_Work to do_:
Copy out every line of the data exactly.

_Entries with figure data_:
================
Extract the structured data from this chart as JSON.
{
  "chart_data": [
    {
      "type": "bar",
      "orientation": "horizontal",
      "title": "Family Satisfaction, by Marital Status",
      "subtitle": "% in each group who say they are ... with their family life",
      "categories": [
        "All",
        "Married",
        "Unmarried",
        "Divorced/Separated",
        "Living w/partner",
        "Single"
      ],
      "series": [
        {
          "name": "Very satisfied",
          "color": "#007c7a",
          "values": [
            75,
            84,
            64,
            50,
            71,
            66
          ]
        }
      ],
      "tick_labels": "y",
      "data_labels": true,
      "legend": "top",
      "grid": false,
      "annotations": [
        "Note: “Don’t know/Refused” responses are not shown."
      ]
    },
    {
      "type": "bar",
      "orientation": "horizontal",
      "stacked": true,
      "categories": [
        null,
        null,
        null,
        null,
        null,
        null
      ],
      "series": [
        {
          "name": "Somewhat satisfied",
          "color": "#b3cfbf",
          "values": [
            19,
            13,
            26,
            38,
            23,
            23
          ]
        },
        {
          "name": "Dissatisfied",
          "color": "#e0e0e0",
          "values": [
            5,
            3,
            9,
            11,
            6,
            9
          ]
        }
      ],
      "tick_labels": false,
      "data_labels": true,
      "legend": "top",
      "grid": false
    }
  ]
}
================
_Written solution_:
Extract the structured data from this chart as JSON.
{
  "chart_data": [
    {
      "type": "bar",
      "orientation": "horizontal",
      "title": "Family Satisfaction, by Marital Status",
      "subtitle": "% in each group who say they are ... with their family life",
      "categories": [
        "All",
        "Married",
        "Unmarried",
        "Divorced/Separated",
        "Living w/partner",
        "Single"
      ],
      "series": [
        {
          "name": "Very satisfied",
          "color": "#007c7a",
          "values": [
            75,
            84,
            64,
            50,
            71,
            66
          ]
        }
      ],
      "tick_labels": "y",
      "data_labels": true,
      "legend": "top",
      "grid": false,
      "annotations": [
        "Note: “Don’t know/Refused” responses are not shown."
      ]
    },
    {
      "type": "bar",
      "orientation": "horizontal",
      "stacked": true,
      "categories": [
        null,
        null,
        null,
        null,
        null,
        null
      ],
      "series": [
        {
          "name": "Somewhat satisfied",
          "color": "#b3cfbf",
          "values": [
            19,
            13,
            26,
            38,
            23,
            23
          ]
        },
        {
          "name": "Dissatisfied",
          "color": "#e0e0e0",
          "values": [
            5,
            3,
            9,
            11,
            6,
            9
          ]
        }
      ],
      "tick_labels": false,
      "data_labels": true,
      "legend": "top",
      "grid": false
    }
  ]
}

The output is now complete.